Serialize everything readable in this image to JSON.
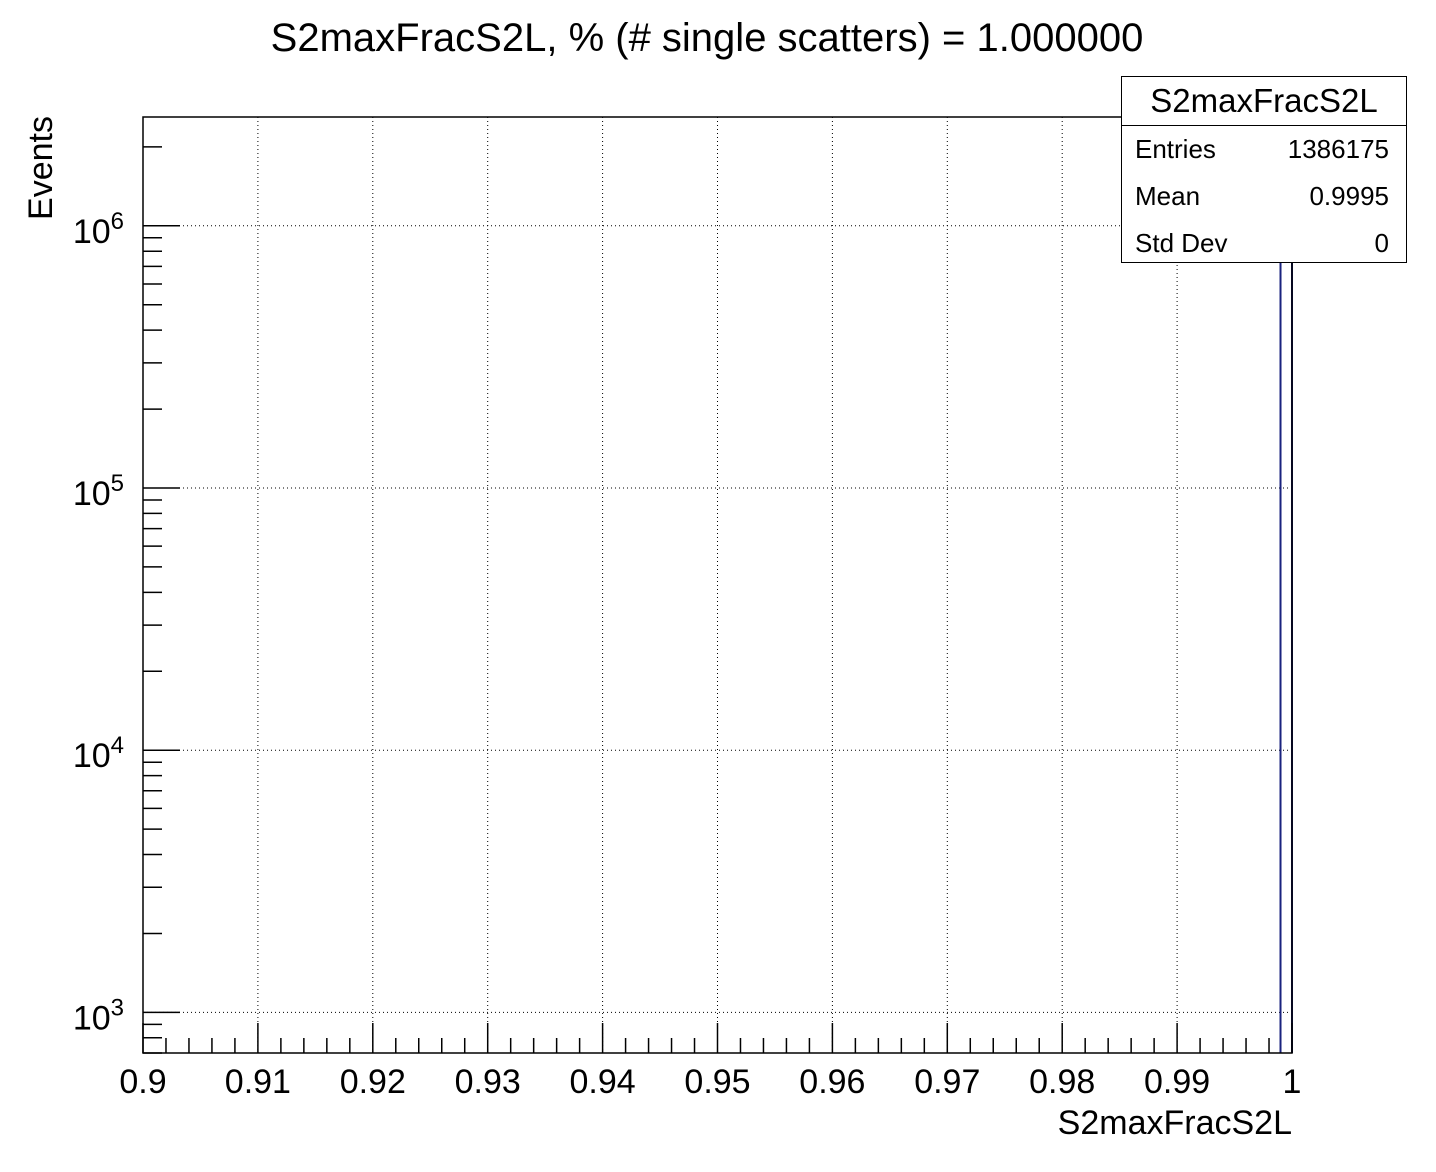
{
  "chart_data": {
    "type": "bar",
    "title": "S2maxFracS2L, % (# single scatters) = 1.000000",
    "xlabel": "S2maxFracS2L",
    "ylabel": "Events",
    "xlim": [
      0.9,
      1.0
    ],
    "ylim": [
      700,
      2600000
    ],
    "y_scale": "log",
    "grid": true,
    "x_ticks": [
      "0.9",
      "0.91",
      "0.92",
      "0.93",
      "0.94",
      "0.95",
      "0.96",
      "0.97",
      "0.98",
      "0.99",
      "1"
    ],
    "y_ticks": [
      {
        "value": 1000,
        "base": "10",
        "exp": "3"
      },
      {
        "value": 10000,
        "base": "10",
        "exp": "4"
      },
      {
        "value": 100000,
        "base": "10",
        "exp": "5"
      },
      {
        "value": 1000000,
        "base": "10",
        "exp": "6"
      }
    ],
    "bins": [
      {
        "x_low": 0.999,
        "x_high": 1.0,
        "value": 1386175
      }
    ],
    "series_color": "#1a237e"
  },
  "stats_box": {
    "name": "S2maxFracS2L",
    "rows": [
      {
        "label": "Entries",
        "value": "1386175"
      },
      {
        "label": "Mean",
        "value": "0.9995"
      },
      {
        "label": "Std Dev",
        "value": "0"
      }
    ]
  }
}
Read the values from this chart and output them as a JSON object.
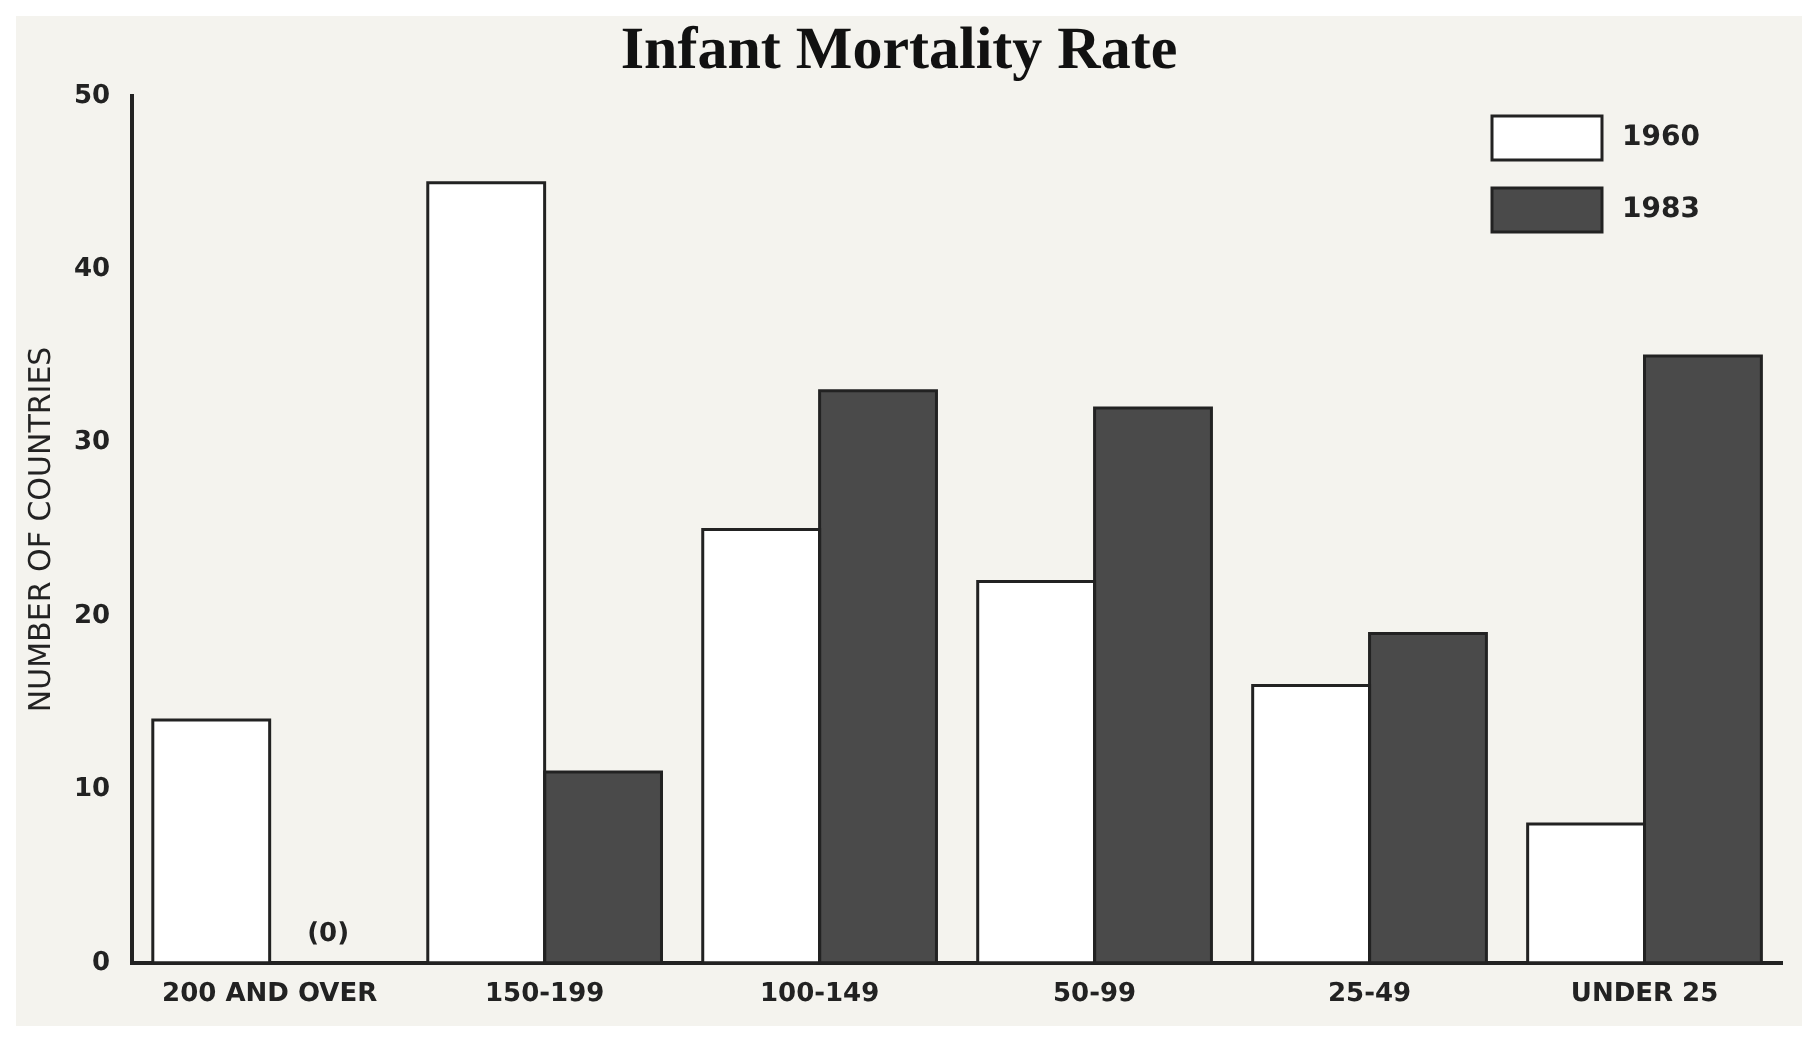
{
  "chart_data": {
    "type": "bar",
    "title": "Infant Mortality Rate",
    "ylabel": "NUMBER OF COUNTRIES",
    "categories": [
      "200 AND OVER",
      "150-199",
      "100-149",
      "50-99",
      "25-49",
      "UNDER 25"
    ],
    "series": [
      {
        "name": "1960",
        "color": "#ffffff",
        "values": [
          14,
          45,
          25,
          22,
          16,
          8
        ]
      },
      {
        "name": "1983",
        "color": "#4a4a4a",
        "values": [
          0,
          11,
          33,
          32,
          19,
          35
        ]
      }
    ],
    "ylim": [
      0,
      50
    ],
    "yticks": [
      0,
      10,
      20,
      30,
      40,
      50
    ],
    "grid": false,
    "legend": "top right",
    "annotations": [
      {
        "text": "(0)",
        "x": "200 AND OVER",
        "y": 0
      }
    ]
  }
}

Required work.
Filter for "ylabel". Return all lines that hold it.

Exercise output.
    "ylabel": "Events",
    "ylabel": "NUMBER OF COUNTRIES",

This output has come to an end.